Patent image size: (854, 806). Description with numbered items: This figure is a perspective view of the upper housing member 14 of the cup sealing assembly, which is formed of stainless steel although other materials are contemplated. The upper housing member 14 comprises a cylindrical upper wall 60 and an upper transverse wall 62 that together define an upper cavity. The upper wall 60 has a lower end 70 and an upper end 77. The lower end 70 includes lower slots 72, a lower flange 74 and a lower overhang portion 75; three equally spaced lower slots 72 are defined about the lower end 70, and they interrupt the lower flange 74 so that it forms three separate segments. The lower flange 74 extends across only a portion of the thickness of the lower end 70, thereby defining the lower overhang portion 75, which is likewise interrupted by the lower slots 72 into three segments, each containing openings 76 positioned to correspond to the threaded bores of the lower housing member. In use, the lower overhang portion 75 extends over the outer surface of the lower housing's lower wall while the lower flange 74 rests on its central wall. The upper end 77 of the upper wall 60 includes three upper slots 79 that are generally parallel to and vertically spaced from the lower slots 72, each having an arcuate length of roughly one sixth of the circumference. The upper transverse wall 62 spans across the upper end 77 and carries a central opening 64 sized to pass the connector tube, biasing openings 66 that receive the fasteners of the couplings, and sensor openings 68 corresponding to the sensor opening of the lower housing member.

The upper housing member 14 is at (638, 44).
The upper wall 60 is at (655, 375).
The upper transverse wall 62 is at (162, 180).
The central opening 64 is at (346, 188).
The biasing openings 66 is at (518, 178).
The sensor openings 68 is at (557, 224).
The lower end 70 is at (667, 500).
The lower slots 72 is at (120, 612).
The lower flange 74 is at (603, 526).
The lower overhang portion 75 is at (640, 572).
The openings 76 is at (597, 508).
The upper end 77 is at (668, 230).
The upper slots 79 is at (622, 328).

--- Written instruction ---
Collect every line of the items above that contains the word "transverse", treating uppercase and lowercase as different.

--- Correct answer ---
Patent image size: (854, 806). Description with numbered items: This figure is a perspective view of the upper housing member 14 of the cup sealing assembly, which is formed of stainless steel although other materials are contemplated. The upper housing member 14 comprises a cylindrical upper wall 60 and an upper transverse wall 62 that together define an upper cavity. The upper wall 60 has a lower end 70 and an upper end 77. The lower end 70 includes lower slots 72, a lower flange 74 and a lower overhang portion 75; three equally spaced lower slots 72 are defined about the lower end 70, and they interrupt the lower flange 74 so that it forms three separate segments. The lower flange 74 extends across only a portion of the thickness of the lower end 70, thereby defining the lower overhang portion 75, which is likewise interrupted by the lower slots 72 into three segments, each containing openings 76 positioned to correspond to the threaded bores of the lower housing member. In use, the lower overhang portion 75 extends over the outer surface of the lower housing's lower wall while the lower flange 74 rests on its central wall. The upper end 77 of the upper wall 60 includes three upper slots 79 that are generally parallel to and vertically spaced from the lower slots 72, each having an arcuate length of roughly one sixth of the circumference. The upper transverse wall 62 spans across the upper end 77 and carries a central opening 64 sized to pass the connector tube, biasing openings 66 that receive the fasteners of the couplings, and sensor openings 68 corresponding to the sensor opening of the lower housing member.
The upper transverse wall 62 is at (162, 180).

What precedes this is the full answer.